**Instructions for the task**
Copy out the stretch from the line containing "Localize each UI" through the line containing "365, 896, 382]", keeping every character of those lines the same.

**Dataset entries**

###

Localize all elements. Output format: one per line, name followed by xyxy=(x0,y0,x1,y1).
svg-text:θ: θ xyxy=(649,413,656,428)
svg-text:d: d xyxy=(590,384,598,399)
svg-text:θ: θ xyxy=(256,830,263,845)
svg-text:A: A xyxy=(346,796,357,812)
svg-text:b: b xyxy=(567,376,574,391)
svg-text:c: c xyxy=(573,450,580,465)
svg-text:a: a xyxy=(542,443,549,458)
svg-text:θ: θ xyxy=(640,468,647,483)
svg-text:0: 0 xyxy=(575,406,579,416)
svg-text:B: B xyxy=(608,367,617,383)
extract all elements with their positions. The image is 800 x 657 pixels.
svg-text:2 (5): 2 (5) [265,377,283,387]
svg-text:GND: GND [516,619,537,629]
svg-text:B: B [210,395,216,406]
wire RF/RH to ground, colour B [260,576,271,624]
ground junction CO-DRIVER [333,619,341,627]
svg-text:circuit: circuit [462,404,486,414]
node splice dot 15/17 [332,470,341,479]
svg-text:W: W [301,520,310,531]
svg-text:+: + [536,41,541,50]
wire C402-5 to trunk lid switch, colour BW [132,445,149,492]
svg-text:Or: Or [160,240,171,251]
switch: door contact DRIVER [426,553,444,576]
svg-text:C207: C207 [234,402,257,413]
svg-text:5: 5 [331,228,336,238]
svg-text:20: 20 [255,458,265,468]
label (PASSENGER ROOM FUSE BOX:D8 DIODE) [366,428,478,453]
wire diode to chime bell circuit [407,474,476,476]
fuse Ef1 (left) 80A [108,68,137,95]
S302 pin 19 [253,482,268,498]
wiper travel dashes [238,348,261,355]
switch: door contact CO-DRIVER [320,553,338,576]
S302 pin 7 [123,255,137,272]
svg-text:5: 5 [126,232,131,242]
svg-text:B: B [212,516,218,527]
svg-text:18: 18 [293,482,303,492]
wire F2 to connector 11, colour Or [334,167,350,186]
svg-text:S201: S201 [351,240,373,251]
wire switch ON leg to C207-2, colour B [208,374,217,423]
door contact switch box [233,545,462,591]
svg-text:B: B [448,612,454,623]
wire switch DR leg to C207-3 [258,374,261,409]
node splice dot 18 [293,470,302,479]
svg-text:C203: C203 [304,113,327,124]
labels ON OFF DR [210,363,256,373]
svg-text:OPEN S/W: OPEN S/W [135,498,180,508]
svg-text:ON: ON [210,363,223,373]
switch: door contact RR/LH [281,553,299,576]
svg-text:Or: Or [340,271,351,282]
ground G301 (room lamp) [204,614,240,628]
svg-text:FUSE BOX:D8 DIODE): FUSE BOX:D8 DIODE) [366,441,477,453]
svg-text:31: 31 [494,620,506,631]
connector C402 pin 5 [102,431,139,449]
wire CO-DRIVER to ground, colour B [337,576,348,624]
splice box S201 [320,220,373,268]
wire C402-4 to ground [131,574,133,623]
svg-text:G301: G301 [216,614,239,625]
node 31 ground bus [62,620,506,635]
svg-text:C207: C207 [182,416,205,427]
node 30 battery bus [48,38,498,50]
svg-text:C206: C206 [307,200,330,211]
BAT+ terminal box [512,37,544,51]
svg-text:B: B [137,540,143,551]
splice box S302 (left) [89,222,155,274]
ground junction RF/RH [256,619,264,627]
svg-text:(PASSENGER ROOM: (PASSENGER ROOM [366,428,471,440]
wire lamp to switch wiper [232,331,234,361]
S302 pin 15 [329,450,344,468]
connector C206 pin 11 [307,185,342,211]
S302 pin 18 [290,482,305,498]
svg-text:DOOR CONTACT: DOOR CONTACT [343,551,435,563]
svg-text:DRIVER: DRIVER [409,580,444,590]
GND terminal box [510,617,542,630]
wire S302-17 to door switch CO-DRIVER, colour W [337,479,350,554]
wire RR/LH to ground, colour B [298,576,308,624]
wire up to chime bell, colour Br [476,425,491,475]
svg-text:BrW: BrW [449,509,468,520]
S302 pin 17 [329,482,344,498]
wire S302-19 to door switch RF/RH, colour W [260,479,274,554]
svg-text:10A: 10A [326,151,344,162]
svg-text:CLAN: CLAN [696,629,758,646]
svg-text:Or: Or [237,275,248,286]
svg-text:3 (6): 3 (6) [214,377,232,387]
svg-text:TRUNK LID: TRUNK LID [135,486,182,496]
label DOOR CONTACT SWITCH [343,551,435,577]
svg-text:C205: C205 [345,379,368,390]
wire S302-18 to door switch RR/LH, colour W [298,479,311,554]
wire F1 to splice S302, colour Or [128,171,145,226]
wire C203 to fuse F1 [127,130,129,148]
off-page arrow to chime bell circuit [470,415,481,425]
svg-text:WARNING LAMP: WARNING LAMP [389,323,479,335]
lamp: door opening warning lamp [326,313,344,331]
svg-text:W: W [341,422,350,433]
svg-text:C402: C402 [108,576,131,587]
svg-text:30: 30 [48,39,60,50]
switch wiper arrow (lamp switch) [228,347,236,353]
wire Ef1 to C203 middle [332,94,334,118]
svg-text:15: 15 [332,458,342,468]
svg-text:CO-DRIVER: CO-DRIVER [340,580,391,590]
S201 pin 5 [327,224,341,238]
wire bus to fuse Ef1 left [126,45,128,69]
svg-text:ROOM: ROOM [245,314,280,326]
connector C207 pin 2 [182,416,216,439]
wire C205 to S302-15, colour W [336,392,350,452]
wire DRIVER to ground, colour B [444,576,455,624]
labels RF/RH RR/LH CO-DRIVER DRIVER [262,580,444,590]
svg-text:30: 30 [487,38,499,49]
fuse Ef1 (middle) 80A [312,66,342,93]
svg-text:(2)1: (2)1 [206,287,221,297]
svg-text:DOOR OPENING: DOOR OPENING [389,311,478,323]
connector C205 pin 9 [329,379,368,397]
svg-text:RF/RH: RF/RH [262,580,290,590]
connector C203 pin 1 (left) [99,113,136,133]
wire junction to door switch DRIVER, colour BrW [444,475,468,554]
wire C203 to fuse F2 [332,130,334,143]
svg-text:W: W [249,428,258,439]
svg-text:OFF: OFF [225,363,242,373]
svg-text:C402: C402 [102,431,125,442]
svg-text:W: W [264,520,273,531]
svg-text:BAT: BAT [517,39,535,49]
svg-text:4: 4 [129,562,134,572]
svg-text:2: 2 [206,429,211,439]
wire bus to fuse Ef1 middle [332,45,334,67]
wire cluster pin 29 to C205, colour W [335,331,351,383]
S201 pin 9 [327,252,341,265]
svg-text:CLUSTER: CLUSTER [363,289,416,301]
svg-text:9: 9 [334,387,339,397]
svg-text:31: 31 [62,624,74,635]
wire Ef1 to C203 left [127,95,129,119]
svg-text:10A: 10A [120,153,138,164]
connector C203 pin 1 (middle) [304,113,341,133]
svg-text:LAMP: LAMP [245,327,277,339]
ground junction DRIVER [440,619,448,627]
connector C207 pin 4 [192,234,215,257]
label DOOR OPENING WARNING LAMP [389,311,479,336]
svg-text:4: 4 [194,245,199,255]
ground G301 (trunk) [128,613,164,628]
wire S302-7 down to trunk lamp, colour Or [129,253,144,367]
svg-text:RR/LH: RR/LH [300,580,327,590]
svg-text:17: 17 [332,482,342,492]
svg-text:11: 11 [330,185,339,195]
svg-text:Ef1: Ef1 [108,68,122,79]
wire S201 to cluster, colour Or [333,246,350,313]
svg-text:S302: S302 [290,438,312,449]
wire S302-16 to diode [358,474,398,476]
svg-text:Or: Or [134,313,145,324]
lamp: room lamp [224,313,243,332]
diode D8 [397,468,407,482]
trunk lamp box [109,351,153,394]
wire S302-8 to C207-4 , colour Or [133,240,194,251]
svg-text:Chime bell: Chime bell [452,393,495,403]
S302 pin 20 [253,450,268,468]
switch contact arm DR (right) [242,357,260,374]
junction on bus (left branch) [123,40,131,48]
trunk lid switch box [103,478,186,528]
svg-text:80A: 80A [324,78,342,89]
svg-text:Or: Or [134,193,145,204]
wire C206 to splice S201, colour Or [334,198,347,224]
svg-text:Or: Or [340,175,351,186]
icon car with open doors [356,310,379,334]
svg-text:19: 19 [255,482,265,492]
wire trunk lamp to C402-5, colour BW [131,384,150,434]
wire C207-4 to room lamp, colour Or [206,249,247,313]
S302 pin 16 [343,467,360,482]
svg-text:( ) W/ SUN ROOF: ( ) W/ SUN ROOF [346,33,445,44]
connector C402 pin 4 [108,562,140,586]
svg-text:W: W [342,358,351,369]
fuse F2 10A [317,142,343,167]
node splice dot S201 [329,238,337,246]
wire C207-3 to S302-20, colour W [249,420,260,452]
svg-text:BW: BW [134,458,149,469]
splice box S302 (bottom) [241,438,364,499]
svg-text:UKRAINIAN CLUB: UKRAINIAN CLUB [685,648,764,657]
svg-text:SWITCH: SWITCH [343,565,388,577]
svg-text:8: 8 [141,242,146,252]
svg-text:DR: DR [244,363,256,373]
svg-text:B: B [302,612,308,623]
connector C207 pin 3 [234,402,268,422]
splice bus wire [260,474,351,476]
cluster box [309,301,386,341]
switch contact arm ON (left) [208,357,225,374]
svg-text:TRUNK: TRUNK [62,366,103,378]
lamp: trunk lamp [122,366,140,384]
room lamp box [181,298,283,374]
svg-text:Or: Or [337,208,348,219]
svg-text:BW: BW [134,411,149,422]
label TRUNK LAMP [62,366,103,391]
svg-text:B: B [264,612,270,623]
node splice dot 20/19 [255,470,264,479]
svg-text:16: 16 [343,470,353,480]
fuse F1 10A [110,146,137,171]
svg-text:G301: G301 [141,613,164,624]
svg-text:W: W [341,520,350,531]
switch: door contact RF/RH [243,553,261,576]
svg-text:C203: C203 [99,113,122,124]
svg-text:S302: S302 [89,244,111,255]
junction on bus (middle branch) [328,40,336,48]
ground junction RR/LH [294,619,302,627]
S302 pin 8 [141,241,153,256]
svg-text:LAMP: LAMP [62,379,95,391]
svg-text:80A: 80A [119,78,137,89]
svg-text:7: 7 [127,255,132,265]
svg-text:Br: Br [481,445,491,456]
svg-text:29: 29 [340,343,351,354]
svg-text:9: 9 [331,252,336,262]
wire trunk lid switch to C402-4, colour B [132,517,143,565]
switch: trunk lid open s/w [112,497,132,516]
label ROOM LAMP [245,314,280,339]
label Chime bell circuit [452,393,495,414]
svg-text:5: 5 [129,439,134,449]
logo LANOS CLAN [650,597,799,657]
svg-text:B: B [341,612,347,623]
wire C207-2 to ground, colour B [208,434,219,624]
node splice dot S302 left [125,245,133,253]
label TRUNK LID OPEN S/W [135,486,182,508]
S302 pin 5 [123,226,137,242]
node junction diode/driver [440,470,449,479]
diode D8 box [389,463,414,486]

###

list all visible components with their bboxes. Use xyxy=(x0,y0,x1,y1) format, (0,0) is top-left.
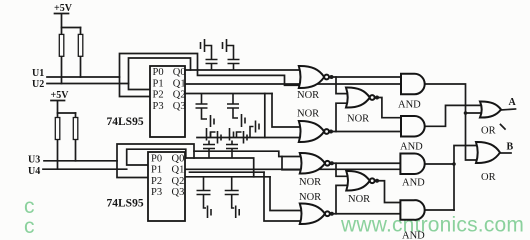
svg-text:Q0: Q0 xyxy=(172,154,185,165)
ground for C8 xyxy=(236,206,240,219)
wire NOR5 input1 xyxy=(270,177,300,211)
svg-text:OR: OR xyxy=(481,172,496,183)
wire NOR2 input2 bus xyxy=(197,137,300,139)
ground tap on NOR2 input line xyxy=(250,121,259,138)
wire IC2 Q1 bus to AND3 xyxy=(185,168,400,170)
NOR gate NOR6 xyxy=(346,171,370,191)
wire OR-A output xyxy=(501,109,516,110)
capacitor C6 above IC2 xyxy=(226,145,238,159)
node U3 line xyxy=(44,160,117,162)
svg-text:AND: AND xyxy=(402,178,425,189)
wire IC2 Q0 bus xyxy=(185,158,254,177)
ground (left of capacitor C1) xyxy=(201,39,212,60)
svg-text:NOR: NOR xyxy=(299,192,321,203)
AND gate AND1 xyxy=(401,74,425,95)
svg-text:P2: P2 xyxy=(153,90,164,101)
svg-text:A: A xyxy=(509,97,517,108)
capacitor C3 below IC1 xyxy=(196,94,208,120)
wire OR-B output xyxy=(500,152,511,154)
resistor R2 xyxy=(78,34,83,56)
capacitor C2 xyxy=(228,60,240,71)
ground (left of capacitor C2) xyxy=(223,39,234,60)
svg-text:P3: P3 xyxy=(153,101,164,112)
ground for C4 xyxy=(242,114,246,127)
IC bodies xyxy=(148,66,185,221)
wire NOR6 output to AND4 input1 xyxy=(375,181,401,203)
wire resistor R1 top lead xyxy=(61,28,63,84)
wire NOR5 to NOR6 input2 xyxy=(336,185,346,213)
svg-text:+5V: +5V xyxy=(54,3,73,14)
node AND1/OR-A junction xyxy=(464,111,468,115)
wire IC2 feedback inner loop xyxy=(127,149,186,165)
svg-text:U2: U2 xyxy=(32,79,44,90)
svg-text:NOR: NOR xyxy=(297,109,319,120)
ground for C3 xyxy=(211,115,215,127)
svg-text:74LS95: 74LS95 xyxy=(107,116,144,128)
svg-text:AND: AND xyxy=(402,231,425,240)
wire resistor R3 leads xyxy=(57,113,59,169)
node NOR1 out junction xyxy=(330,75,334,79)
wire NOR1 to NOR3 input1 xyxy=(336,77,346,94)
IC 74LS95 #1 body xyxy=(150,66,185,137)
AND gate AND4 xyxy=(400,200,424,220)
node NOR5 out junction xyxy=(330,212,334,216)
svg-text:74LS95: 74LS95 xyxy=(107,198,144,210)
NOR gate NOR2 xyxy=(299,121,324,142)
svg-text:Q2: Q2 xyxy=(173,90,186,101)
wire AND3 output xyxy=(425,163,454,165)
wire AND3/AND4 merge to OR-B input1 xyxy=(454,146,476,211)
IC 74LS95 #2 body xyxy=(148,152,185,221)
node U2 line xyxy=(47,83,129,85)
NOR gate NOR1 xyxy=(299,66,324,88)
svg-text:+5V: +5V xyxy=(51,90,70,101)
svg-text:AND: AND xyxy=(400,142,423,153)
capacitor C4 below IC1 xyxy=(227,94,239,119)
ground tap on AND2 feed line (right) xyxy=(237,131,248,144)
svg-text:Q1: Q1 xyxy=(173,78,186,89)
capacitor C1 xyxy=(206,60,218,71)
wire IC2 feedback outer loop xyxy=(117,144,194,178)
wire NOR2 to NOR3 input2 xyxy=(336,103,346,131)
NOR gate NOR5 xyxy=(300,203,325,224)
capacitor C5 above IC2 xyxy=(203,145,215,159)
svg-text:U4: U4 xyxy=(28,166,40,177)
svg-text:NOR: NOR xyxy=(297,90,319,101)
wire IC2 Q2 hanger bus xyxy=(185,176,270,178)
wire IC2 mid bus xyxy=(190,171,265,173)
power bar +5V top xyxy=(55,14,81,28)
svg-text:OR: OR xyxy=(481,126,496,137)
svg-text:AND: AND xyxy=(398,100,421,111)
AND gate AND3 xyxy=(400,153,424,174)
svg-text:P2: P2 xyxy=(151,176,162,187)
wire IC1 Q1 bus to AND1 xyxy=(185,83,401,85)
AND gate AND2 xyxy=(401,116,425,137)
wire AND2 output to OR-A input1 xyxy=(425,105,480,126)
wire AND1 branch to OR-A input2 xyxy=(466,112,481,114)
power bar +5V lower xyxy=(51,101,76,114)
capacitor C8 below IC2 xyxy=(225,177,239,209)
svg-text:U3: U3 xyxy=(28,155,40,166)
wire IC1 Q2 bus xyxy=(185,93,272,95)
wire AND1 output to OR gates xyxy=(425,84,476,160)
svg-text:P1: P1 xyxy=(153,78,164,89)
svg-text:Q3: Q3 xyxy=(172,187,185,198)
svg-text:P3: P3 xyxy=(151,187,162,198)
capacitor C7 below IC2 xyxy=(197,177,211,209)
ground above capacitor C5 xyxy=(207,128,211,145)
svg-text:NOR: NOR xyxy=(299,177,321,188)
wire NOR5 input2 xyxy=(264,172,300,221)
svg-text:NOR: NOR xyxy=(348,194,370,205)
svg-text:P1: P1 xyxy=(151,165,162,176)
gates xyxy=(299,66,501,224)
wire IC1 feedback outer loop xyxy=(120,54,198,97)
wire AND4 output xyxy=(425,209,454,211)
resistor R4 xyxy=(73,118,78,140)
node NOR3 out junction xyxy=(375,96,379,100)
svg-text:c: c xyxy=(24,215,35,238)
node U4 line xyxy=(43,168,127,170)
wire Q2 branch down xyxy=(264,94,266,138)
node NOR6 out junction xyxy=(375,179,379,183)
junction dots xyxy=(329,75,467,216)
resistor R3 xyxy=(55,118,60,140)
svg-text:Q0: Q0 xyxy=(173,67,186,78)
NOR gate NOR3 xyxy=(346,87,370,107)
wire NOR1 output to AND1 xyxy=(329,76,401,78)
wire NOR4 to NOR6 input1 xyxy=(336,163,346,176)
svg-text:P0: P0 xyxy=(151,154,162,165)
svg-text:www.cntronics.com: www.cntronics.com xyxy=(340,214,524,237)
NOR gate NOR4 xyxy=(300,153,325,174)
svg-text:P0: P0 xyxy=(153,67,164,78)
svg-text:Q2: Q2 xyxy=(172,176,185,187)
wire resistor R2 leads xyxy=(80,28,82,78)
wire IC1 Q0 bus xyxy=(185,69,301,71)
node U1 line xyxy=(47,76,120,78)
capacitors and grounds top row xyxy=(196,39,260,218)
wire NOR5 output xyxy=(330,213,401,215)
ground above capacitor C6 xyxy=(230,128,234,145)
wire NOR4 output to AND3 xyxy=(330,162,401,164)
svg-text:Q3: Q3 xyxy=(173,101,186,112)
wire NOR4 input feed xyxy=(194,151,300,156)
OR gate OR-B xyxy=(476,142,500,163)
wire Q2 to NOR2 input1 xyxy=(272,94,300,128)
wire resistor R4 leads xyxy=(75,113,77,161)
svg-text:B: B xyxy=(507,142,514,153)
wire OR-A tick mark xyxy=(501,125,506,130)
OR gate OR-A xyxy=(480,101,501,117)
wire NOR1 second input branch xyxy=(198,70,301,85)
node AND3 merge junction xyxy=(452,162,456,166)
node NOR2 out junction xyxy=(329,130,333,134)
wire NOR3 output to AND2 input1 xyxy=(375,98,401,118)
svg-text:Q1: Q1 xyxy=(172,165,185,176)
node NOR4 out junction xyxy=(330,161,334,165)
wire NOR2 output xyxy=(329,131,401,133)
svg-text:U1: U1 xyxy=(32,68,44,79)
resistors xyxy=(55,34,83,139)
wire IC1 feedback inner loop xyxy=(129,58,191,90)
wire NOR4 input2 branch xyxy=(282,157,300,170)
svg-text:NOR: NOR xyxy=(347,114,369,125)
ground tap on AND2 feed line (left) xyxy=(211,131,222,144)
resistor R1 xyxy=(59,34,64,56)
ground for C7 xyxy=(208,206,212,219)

###

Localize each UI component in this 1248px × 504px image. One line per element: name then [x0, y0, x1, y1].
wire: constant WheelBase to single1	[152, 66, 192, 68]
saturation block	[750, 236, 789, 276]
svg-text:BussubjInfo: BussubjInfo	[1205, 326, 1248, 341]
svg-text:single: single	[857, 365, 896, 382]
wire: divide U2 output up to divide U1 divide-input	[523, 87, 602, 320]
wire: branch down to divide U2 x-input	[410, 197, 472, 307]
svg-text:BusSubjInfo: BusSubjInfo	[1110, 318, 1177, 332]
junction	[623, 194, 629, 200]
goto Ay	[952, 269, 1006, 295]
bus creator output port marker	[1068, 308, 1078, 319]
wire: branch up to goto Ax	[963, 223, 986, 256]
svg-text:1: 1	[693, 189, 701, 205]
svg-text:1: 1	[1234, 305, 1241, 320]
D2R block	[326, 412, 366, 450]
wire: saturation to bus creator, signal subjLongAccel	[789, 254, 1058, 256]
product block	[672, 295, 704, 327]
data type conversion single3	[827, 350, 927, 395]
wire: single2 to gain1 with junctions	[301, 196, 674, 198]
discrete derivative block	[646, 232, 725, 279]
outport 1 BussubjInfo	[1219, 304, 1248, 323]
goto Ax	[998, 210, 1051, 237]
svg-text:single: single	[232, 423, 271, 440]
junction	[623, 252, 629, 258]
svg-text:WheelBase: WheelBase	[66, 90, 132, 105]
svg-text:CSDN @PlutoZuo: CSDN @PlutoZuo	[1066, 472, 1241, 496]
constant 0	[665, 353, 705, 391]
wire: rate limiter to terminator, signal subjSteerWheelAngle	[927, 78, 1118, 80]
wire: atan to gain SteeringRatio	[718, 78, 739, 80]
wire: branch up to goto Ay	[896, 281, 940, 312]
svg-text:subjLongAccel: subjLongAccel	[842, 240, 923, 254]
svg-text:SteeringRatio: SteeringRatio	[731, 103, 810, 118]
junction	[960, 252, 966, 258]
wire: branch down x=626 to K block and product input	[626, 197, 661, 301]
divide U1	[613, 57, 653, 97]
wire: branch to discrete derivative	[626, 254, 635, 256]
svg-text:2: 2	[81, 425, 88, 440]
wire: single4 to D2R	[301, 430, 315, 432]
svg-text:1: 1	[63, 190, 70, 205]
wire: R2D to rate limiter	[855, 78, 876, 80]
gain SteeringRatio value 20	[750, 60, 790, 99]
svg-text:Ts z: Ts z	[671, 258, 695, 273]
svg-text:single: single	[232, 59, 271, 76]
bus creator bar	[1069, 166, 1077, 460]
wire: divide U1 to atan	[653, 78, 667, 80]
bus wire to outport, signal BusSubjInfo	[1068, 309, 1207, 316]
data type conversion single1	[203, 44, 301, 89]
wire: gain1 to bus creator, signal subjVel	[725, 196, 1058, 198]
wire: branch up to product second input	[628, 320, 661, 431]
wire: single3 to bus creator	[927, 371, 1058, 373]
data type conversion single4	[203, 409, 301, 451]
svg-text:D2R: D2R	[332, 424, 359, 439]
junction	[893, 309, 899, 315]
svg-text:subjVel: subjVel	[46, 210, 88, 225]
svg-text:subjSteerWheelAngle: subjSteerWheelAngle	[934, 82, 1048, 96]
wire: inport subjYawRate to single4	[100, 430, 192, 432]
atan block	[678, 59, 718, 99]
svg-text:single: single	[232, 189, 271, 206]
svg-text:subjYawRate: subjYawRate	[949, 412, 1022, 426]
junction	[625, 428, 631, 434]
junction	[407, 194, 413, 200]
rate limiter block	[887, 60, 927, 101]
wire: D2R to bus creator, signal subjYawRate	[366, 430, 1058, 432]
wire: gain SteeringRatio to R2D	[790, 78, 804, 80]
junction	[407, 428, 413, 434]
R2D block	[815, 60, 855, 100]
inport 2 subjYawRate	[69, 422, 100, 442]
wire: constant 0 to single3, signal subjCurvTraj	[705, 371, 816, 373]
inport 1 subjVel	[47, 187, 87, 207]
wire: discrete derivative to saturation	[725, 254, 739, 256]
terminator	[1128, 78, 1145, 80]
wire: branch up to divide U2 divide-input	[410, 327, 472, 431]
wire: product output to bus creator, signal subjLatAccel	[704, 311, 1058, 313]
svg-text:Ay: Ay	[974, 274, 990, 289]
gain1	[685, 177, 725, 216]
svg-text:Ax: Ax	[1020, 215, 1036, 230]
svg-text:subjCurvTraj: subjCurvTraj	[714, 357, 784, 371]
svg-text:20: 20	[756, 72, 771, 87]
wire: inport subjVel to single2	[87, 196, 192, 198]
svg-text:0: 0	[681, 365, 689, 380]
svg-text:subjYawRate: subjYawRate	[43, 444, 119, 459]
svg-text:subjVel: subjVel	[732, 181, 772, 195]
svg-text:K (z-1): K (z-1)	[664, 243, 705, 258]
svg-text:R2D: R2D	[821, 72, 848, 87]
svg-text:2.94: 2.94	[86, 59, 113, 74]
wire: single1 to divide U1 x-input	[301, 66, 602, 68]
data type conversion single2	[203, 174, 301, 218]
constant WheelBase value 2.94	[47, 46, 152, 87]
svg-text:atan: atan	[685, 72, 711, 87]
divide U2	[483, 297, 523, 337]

###

**Written solution**
Localize each UI component in this 1248px × 504px image. One line per element: name then [x0, y0, x1, y1].
wire: constant WheelBase to single1	[152, 66, 192, 68]
saturation block	[750, 236, 789, 276]
svg-text:BussubjInfo: BussubjInfo	[1205, 326, 1248, 341]
svg-text:single: single	[857, 365, 896, 382]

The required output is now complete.